** What you are asked to do **
Reproduce all the entries exactly and keep the pictures out.

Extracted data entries
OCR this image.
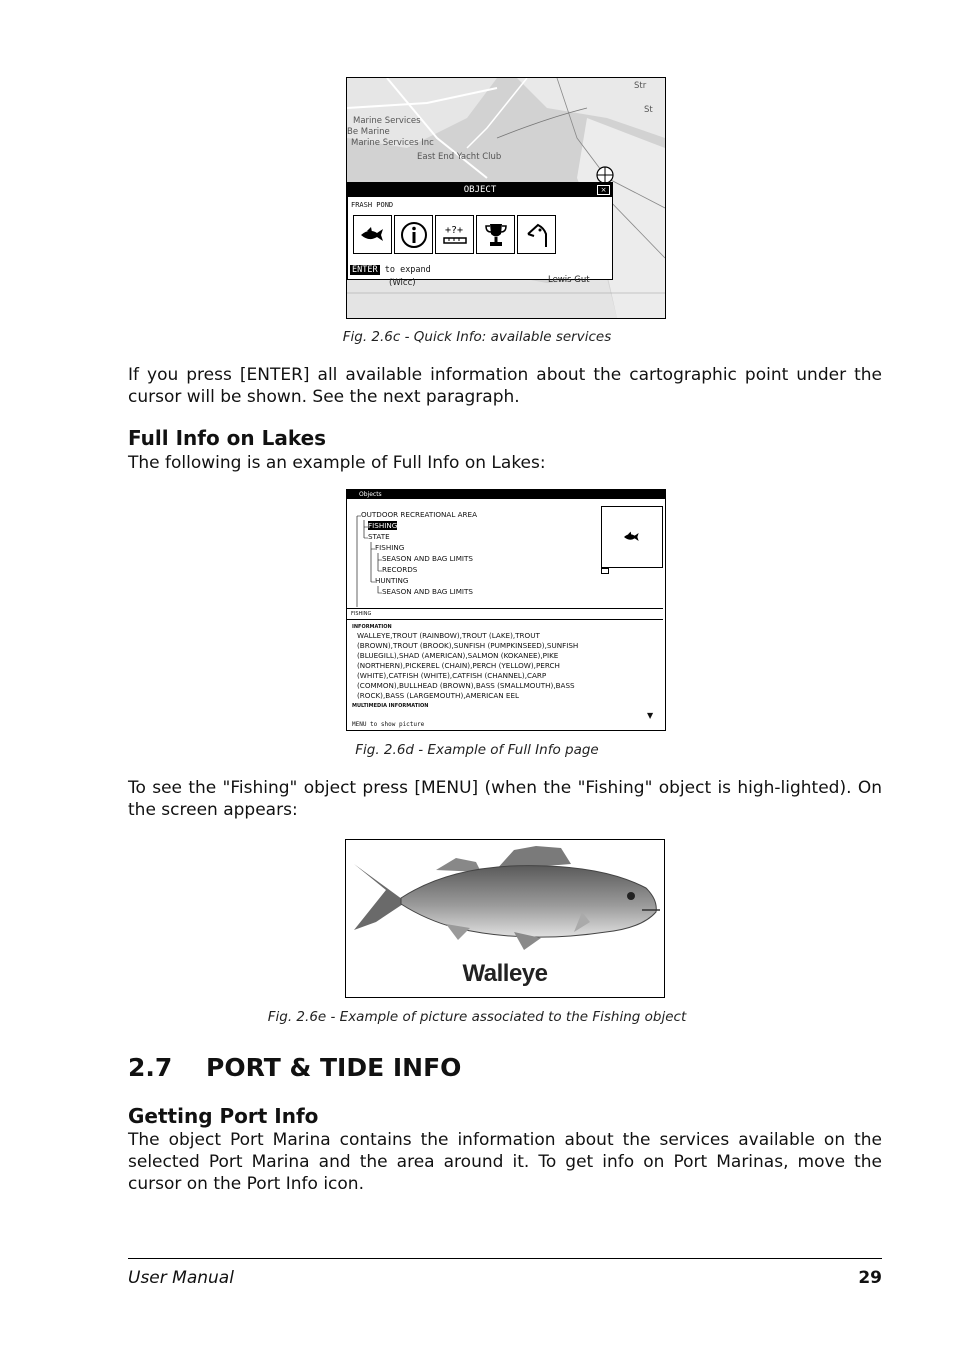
Str
St
Marine Services
Be Marine
Marine Services Inc
East End Yacht Club
OBJECT	×
FRASH POND
+?+
ENTER to expand
Lewis Gut
(Wicc)
Fig. 2.6c - Quick Info: available services
If you press [ENTER] all available information about the cartographic point under the cursor will be shown. See the next paragraph.
Full Info on Lakes
The following is an example of Full Info on Lakes:
Objects
OUTDOOR RECREATIONAL AREA
FISHING
STATE
FISHING
SEASON AND BAG LIMITS
RECORDS
HUNTING
SEASON AND BAG LIMITS
FISHING
INFORMATION
WALLEYE,TROUT (RAINBOW),TROUT (LAKE),TROUT
(BROWN),TROUT (BROOK),SUNFISH (PUMPKINSEED),SUNFISH
(BLUEGILL),SHAD (AMERICAN),SALMON (KOKANEE),PIKE
(NORTHERN),PICKEREL (CHAIN),PERCH (YELLOW),PERCH
(WHITE),CATFISH (WHITE),CATFISH (CHANNEL),CARP
(COMMON),BULLHEAD (BROWN),BASS (SMALLMOUTH),BASS
(ROCK),BASS (LARGEMOUTH),AMERICAN EEL
MULTIMEDIA INFORMATION
▼
MENU to show picture
Fig. 2.6d - Example of Full Info page
To see the "Fishing" object press [MENU] (when the "Fishing" object is high-lighted). On the screen appears:
Walleye
Fig. 2.6e - Example of picture associated to the Fishing object
2.7 PORT & TIDE INFO
Getting Port Info
The object Port Marina contains the information about the services available on the selected Port Marina and the area around it. To get info on Port Marinas, move the cursor on the Port Info icon.
User Manual	29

** Expected answer **
OCR this image.
Str
St
Marine Services
Be Marine
Marine Services Inc
East End Yacht Club
OBJECT	×
FRASH POND
+?+
ENTER to expand
Lewis Gut
(Wicc)
Fig. 2.6c - Quick Info: available services
If you press [ENTER] all available information about the cartographic point under the cursor will be shown. See the next paragraph.
Full Info on Lakes
The following is an example of Full Info on Lakes:
Objects
OUTDOOR RECREATIONAL AREA
FISHING
STATE
FISHING
SEASON AND BAG LIMITS
RECORDS
HUNTING
SEASON AND BAG LIMITS
FISHING
INFORMATION
WALLEYE,TROUT (RAINBOW),TROUT (LAKE),TROUT
(BROWN),TROUT (BROOK),SUNFISH (PUMPKINSEED),SUNFISH
(BLUEGILL),SHAD (AMERICAN),SALMON (KOKANEE),PIKE
(NORTHERN),PICKEREL (CHAIN),PERCH (YELLOW),PERCH
(WHITE),CATFISH (WHITE),CATFISH (CHANNEL),CARP
(COMMON),BULLHEAD (BROWN),BASS (SMALLMOUTH),BASS
(ROCK),BASS (LARGEMOUTH),AMERICAN EEL
MULTIMEDIA INFORMATION
▼
MENU to show picture
Fig. 2.6d - Example of Full Info page
To see the "Fishing" object press [MENU] (when the "Fishing" object is high-lighted). On the screen appears:
Walleye
Fig. 2.6e - Example of picture associated to the Fishing object
2.7 PORT & TIDE INFO
Getting Port Info
The object Port Marina contains the information about the services available on the selected Port Marina and the area around it. To get info on Port Marinas, move the cursor on the Port Info icon.
User Manual	29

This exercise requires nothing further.